** Your task **
Copy down every line where the string "Гамзатова" shows up.
======== Records to process
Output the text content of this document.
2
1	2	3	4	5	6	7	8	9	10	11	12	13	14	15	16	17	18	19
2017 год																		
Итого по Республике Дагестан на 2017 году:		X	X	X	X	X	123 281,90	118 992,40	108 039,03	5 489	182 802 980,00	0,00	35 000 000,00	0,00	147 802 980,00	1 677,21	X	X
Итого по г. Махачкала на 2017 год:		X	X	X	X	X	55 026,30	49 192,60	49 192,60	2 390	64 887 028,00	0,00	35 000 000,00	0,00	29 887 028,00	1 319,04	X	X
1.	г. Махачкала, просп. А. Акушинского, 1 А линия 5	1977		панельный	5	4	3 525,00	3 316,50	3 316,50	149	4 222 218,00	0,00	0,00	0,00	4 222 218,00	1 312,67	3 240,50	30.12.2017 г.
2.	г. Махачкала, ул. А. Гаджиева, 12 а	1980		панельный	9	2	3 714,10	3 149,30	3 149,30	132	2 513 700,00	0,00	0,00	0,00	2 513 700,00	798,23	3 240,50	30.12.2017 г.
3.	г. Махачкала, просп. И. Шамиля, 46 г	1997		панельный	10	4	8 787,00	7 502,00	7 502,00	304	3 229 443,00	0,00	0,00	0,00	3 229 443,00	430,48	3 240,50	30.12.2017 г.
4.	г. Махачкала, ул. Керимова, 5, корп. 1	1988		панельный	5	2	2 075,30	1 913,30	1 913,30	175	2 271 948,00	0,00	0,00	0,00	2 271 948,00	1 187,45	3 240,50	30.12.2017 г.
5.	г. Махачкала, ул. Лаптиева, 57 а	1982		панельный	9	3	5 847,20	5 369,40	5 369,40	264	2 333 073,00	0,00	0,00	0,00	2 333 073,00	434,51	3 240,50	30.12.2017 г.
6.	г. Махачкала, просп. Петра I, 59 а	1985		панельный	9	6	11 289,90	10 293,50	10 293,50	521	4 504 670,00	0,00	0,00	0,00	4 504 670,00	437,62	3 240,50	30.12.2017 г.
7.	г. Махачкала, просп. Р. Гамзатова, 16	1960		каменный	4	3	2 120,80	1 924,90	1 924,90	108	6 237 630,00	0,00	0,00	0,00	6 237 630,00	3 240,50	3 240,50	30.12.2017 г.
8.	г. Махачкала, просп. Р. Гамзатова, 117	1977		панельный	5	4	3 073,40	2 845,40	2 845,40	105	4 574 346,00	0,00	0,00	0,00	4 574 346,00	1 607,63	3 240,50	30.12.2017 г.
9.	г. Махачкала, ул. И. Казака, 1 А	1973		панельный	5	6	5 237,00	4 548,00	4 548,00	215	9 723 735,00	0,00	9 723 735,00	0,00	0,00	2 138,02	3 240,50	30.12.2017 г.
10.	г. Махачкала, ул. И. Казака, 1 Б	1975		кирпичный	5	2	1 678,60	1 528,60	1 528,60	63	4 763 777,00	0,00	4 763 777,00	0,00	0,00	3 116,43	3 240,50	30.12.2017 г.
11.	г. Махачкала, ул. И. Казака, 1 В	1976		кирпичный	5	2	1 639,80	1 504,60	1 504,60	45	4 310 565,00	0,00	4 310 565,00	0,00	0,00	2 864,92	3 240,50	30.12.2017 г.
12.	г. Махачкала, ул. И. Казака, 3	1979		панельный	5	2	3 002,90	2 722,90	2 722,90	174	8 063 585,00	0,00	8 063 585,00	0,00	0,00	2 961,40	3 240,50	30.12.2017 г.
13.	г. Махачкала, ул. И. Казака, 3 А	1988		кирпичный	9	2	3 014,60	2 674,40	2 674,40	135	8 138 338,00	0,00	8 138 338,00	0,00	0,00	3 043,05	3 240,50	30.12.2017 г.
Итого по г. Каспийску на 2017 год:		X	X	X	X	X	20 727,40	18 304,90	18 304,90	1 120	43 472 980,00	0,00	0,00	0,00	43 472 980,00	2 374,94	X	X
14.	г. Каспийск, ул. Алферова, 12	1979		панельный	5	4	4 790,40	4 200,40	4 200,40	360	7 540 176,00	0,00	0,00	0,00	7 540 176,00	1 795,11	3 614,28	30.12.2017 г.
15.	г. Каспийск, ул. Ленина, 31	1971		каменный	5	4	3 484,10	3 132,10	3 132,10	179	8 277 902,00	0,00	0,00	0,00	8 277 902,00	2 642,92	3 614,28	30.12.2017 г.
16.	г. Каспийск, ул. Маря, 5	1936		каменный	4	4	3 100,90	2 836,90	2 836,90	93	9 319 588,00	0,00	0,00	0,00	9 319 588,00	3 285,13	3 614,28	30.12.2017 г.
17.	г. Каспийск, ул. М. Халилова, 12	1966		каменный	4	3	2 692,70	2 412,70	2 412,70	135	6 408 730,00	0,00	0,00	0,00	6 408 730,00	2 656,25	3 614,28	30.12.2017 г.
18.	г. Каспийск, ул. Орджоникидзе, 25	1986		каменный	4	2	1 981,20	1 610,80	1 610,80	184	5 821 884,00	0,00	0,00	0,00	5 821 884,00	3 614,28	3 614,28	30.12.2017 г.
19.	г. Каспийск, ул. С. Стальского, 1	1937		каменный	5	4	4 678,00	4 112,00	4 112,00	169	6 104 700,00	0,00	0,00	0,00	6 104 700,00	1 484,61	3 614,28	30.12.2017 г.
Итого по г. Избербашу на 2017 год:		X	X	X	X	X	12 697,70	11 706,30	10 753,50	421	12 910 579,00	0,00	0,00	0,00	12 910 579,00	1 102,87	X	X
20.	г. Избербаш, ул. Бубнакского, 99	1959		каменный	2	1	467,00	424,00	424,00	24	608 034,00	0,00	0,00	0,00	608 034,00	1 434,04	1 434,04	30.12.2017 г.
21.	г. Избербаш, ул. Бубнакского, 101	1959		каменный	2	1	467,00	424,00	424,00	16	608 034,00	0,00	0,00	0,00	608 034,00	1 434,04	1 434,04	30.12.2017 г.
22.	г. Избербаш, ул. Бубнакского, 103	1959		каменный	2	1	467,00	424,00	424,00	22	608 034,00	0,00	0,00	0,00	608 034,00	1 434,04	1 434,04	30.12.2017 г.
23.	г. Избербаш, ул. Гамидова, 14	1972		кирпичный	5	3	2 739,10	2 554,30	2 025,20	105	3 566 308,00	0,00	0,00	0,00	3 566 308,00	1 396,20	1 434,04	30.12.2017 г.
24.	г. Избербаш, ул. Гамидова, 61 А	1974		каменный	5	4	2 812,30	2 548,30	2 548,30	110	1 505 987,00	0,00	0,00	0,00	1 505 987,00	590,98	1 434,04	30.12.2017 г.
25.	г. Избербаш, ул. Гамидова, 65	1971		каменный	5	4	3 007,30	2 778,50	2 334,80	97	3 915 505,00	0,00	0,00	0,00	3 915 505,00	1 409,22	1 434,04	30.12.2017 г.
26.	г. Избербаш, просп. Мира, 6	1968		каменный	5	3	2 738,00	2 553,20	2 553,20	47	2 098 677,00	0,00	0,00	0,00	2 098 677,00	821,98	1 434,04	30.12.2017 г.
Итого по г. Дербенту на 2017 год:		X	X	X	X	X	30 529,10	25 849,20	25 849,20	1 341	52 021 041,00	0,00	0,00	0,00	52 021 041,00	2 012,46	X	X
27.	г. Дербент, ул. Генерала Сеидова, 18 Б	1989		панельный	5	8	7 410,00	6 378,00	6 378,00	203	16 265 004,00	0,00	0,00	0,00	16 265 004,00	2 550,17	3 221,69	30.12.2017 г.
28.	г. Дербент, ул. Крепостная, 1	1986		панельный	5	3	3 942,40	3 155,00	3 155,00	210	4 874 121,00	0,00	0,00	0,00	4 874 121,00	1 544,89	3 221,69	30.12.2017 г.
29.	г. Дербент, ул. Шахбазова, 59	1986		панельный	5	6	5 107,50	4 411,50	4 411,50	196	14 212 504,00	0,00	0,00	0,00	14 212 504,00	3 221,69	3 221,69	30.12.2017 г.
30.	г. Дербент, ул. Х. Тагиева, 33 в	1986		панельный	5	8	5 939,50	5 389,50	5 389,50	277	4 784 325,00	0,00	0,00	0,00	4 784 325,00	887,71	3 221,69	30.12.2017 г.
================
** Solution **
7.	г. Махачкала, просп. Р. Гамзатова, 16	1960		каменный	4	3	2 120,80	1 924,90	1 924,90	108	6 237 630,00	0,00	0,00	0,00	6 237 630,00	3 240,50	3 240,50	30.12.2017 г.
8.	г. Махачкала, просп. Р. Гамзатова, 117	1977		панельный	5	4	3 073,40	2 845,40	2 845,40	105	4 574 346,00	0,00	0,00	0,00	4 574 346,00	1 607,63	3 240,50	30.12.2017 г.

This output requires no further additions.